Excerpted data:
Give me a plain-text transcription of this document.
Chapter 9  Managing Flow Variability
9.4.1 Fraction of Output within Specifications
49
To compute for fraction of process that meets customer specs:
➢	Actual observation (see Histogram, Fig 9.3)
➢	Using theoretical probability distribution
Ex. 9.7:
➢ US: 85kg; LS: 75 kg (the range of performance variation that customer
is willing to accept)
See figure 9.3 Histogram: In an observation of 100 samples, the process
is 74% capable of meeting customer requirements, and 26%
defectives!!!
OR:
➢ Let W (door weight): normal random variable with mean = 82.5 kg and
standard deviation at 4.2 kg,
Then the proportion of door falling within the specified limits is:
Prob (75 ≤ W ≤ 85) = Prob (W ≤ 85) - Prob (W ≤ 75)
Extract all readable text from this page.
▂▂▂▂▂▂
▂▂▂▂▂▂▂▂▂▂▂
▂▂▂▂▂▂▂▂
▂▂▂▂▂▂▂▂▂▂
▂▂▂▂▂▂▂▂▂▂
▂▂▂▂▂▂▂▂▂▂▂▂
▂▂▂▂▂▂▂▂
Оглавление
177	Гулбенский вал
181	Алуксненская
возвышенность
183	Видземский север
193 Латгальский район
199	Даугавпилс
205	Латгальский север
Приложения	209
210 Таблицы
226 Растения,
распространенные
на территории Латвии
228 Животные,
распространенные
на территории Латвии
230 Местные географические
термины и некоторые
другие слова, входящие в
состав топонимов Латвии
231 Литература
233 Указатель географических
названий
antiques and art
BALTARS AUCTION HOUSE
* * *
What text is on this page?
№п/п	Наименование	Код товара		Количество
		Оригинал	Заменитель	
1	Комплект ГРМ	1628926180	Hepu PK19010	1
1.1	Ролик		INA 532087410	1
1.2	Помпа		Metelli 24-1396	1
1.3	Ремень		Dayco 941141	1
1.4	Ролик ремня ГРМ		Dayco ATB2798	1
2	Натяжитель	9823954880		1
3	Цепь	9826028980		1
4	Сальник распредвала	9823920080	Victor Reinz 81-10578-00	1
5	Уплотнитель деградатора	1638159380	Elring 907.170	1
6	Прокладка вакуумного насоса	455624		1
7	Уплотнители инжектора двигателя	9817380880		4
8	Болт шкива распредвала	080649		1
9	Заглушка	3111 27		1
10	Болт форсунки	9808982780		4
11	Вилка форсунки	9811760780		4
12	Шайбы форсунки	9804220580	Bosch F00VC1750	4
==
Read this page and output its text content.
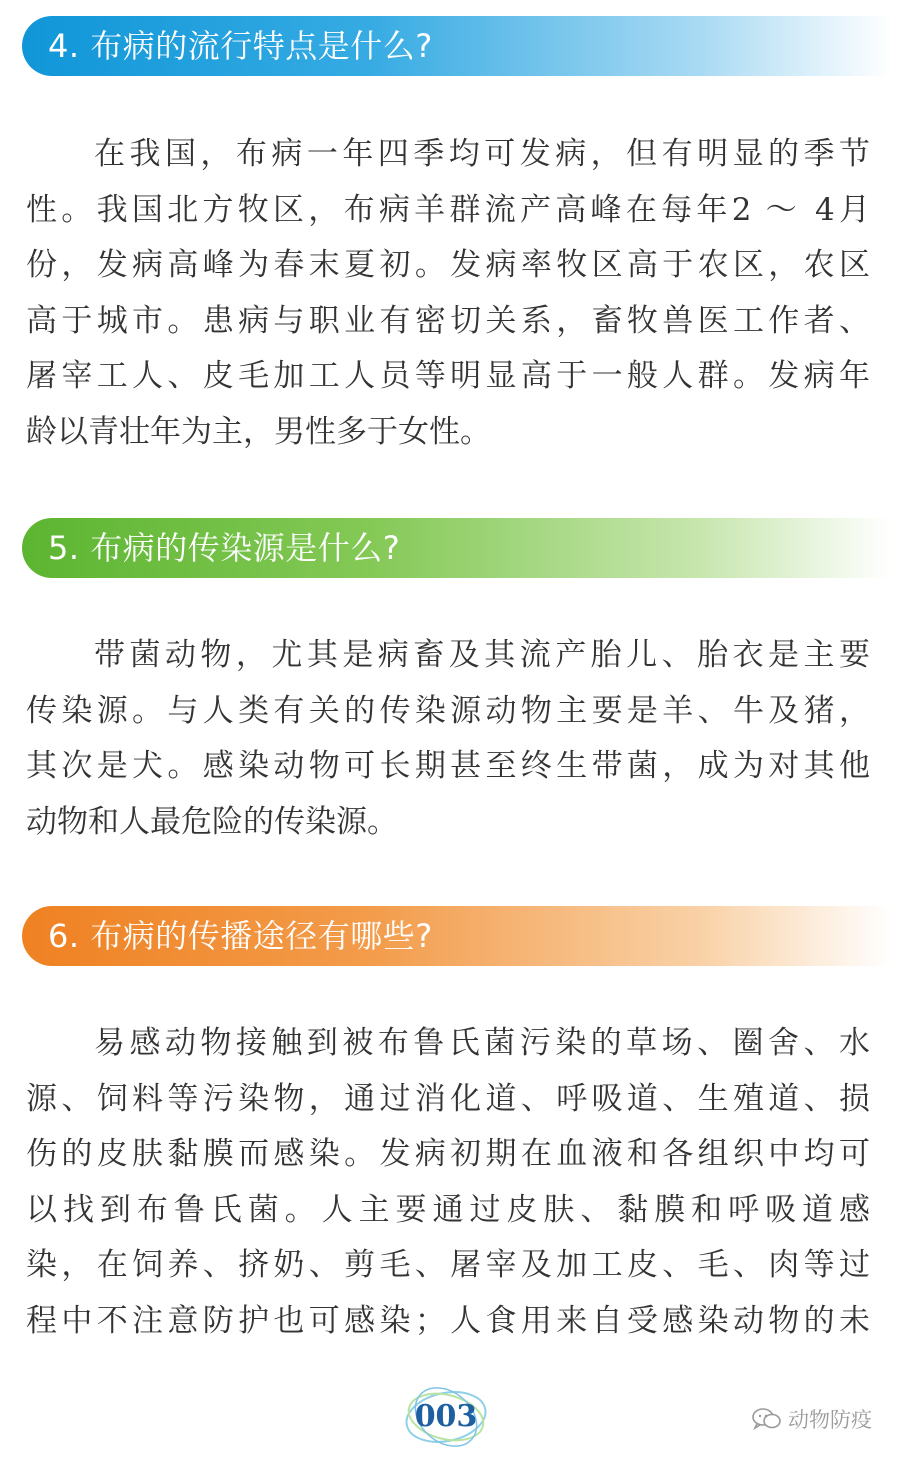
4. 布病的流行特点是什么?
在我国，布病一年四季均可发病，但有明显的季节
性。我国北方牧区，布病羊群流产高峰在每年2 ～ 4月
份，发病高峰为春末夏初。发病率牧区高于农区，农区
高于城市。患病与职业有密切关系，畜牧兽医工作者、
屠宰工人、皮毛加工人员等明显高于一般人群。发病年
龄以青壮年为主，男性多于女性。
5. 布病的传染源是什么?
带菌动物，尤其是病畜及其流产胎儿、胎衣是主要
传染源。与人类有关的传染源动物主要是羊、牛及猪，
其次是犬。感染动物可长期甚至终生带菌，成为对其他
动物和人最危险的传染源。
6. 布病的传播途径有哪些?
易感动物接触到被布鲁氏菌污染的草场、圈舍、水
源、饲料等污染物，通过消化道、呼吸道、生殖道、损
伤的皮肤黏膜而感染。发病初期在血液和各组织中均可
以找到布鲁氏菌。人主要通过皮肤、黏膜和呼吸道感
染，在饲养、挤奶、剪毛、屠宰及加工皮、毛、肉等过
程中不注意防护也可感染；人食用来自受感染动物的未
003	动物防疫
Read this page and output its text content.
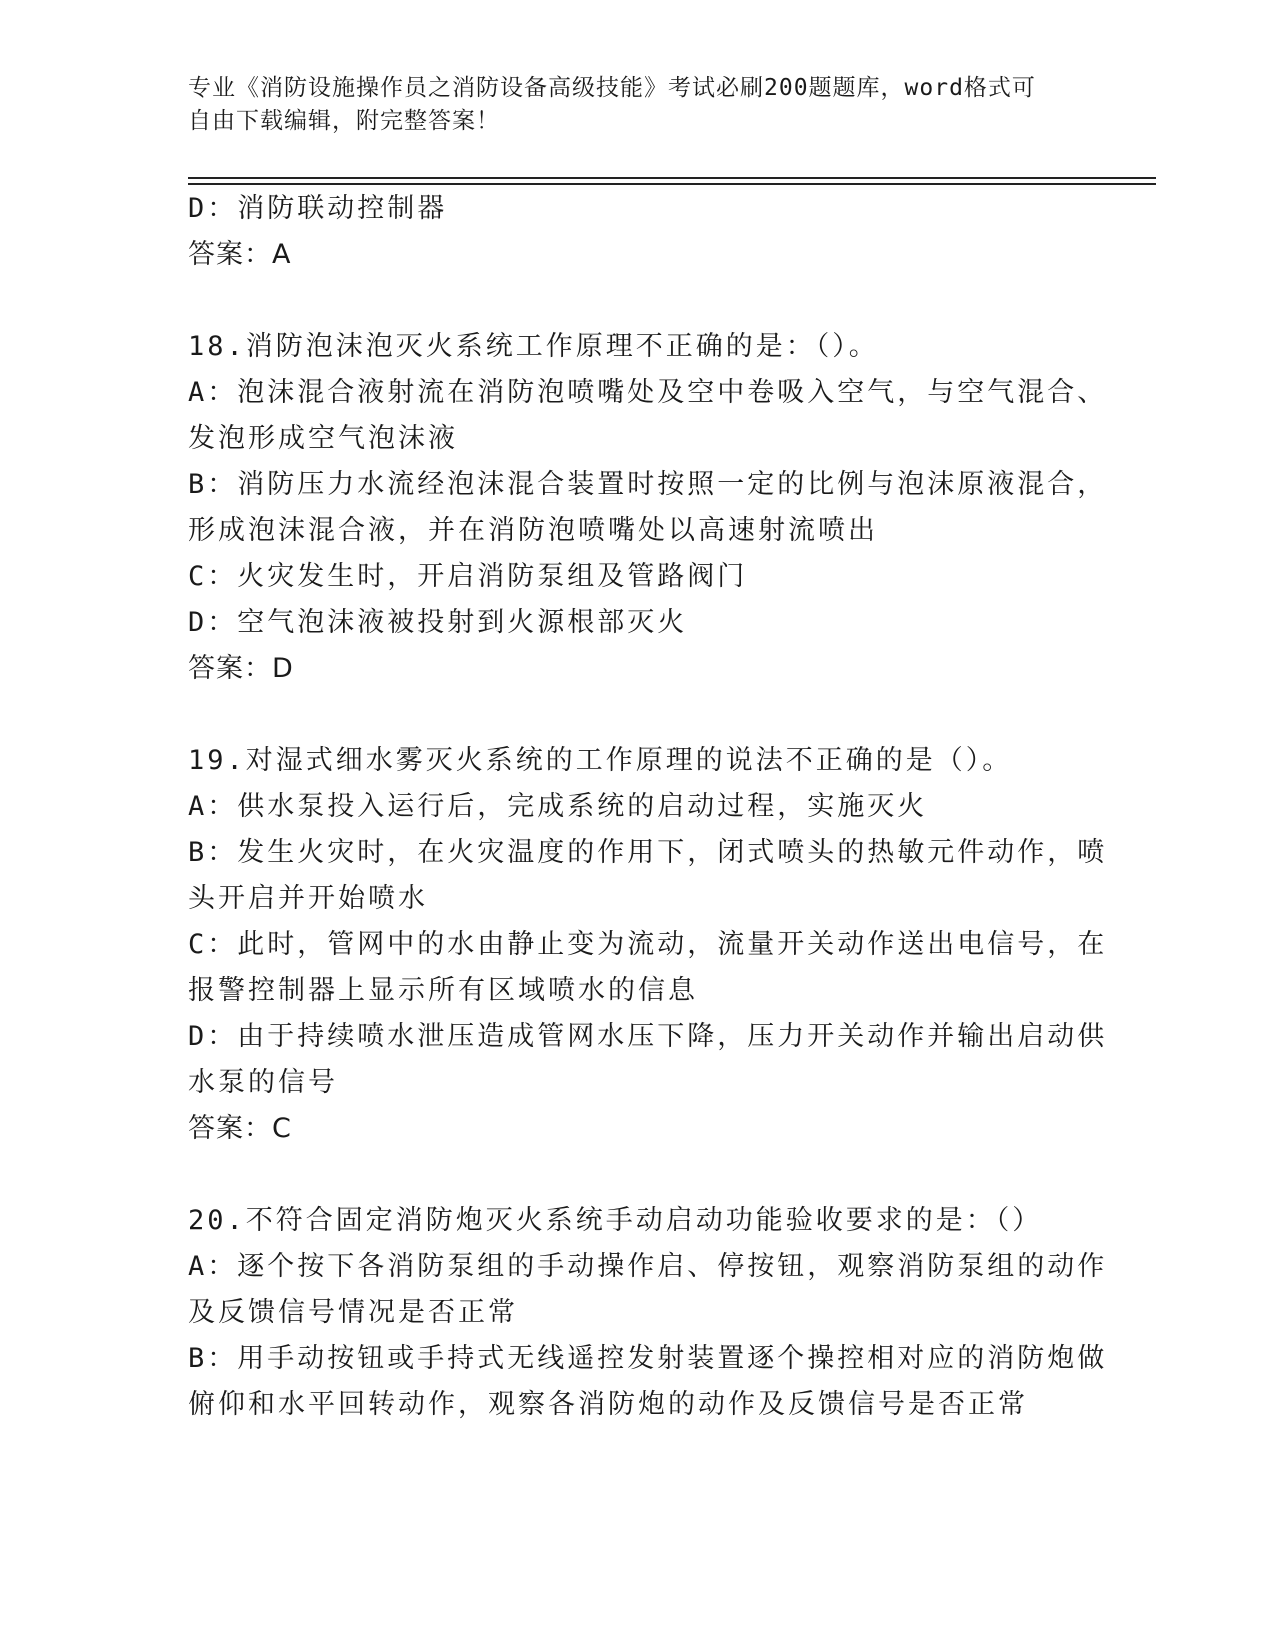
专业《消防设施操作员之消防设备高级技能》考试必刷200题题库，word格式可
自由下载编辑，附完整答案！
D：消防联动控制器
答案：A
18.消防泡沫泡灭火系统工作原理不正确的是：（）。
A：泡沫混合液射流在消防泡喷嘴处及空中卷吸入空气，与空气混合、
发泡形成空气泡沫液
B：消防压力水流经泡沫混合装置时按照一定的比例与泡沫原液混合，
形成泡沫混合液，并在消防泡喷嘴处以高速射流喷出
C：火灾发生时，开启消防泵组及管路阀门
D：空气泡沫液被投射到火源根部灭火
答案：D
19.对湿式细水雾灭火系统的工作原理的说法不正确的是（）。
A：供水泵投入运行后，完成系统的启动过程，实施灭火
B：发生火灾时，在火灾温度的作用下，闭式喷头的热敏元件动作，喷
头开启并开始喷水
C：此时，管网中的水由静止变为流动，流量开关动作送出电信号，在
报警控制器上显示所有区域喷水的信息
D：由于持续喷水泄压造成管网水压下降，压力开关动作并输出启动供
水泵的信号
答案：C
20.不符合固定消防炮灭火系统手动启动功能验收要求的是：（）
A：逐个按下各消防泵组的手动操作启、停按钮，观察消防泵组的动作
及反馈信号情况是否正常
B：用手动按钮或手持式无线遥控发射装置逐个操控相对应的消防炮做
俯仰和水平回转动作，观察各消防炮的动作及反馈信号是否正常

Set problem: Take every line that includes the string "форсунки" and copy it.

Solution:
10	Болт форсунки	9808982780		4
11	Вилка форсунки	9811760780		4
12	Шайбы форсунки	9804220580	Bosch F00VC1750	4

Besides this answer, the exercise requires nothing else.